** start **

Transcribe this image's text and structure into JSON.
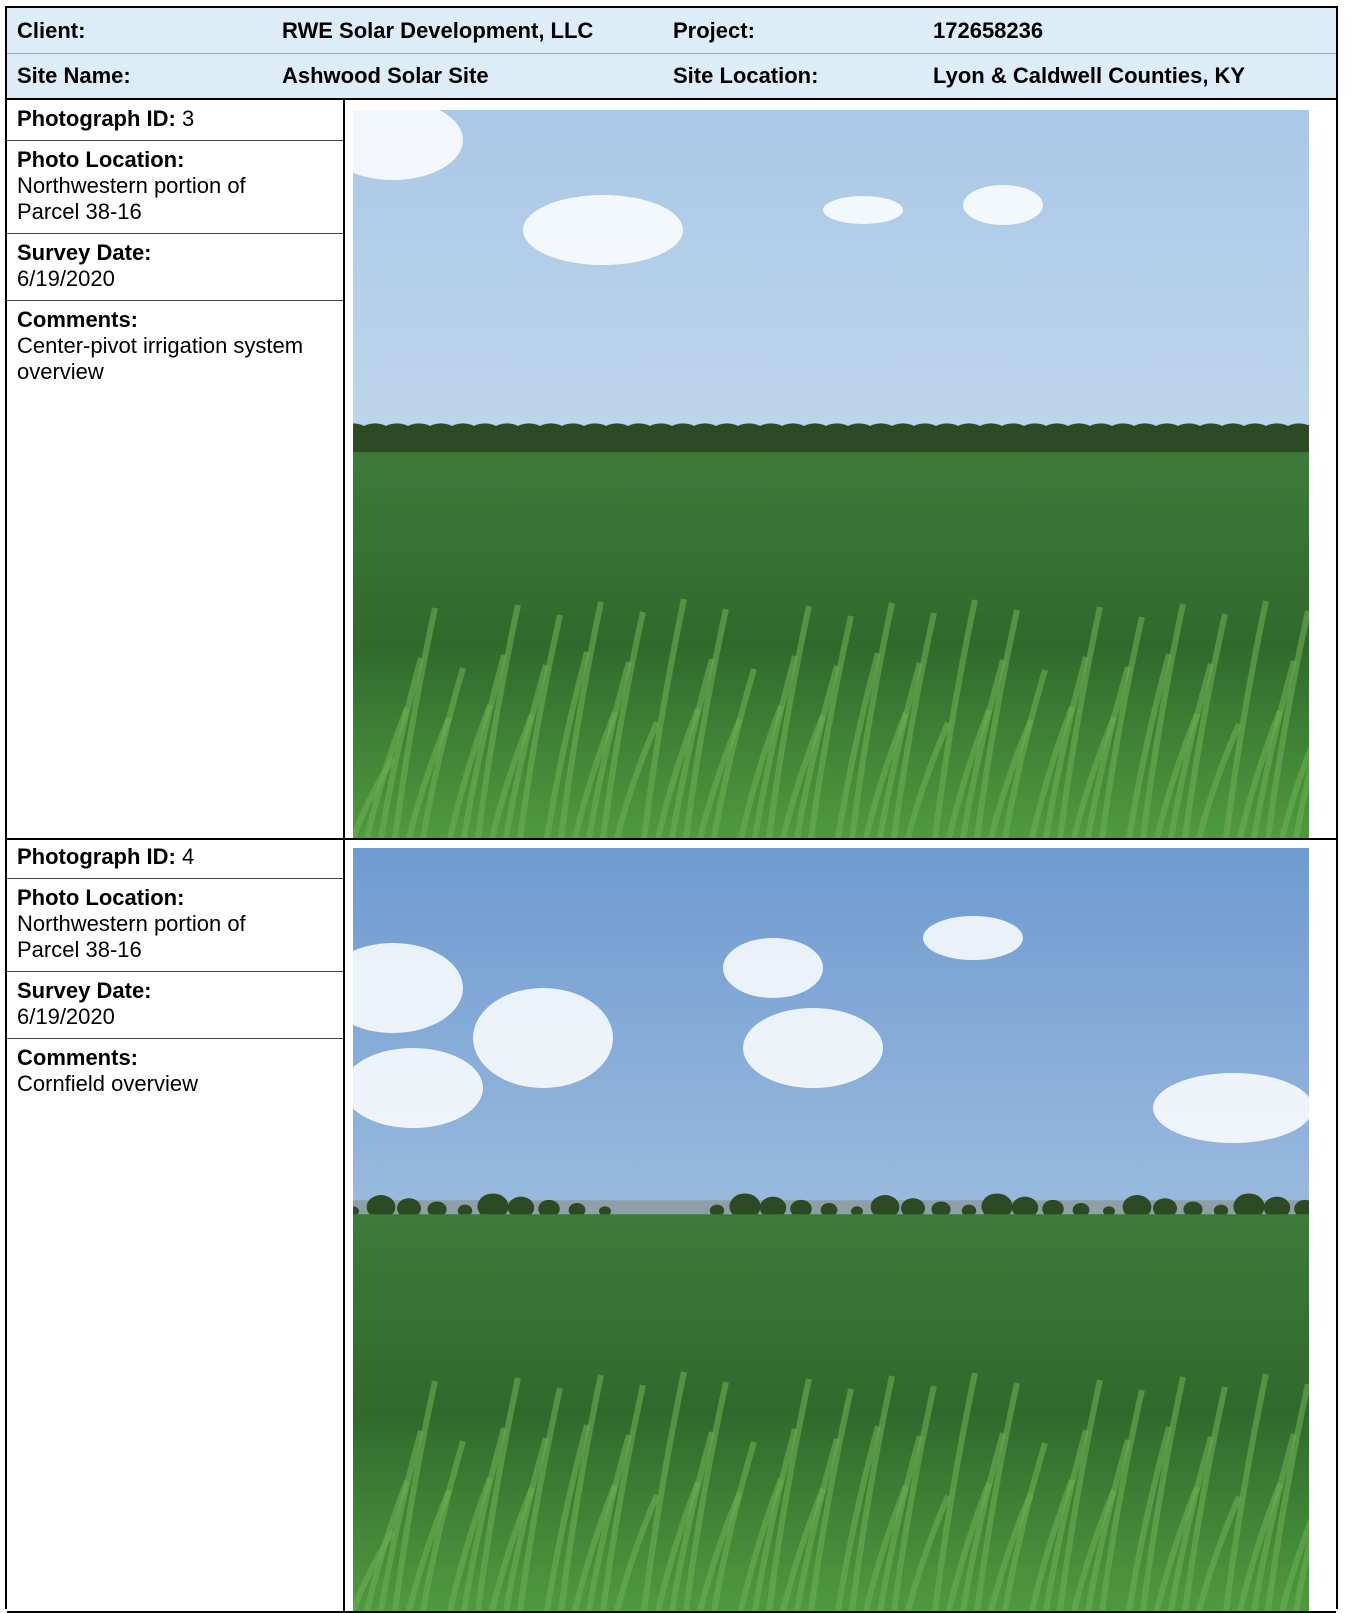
{
  "header": {
    "rows": [
      [
        {
          "label": "Client:",
          "value": "RWE Solar Development, LLC"
        },
        {
          "label": "Project:",
          "value": "172658236"
        }
      ],
      [
        {
          "label": "Site Name:",
          "value": "Ashwood Solar Site"
        },
        {
          "label": "Site Location:",
          "value": "Lyon & Caldwell Counties, KY"
        }
      ]
    ]
  },
  "photos": [
    {
      "id_label": "Photograph ID:",
      "id": "3",
      "location_label": "Photo Location:",
      "location": "Northwestern portion of Parcel 38-16",
      "date_label": "Survey Date:",
      "date": "6/19/2020",
      "comments_label": "Comments:",
      "comments": "Center-pivot irrigation system overview"
    },
    {
      "id_label": "Photograph ID:",
      "id": "4",
      "location_label": "Photo Location:",
      "location": "Northwestern portion of Parcel 38-16",
      "date_label": "Survey Date:",
      "date": "6/19/2020",
      "comments_label": "Comments:",
      "comments": "Cornfield overview"
    }
  ]
}
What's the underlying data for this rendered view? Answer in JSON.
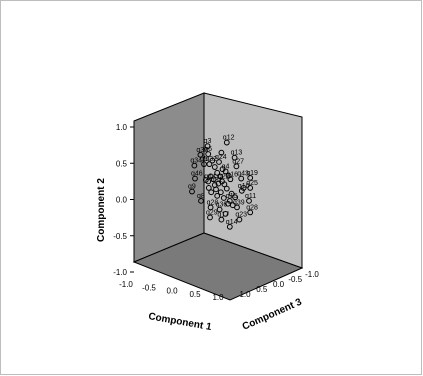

** end **

• [STATED TASK] Take every line containing the word "value" and copy it.

• [FULL ANSWER]
          "value": "RWE Solar Development, LLC"
          "value": "172658236"
          "value": "Ashwood Solar Site"
          "value": "Lyon & Caldwell Counties, KY"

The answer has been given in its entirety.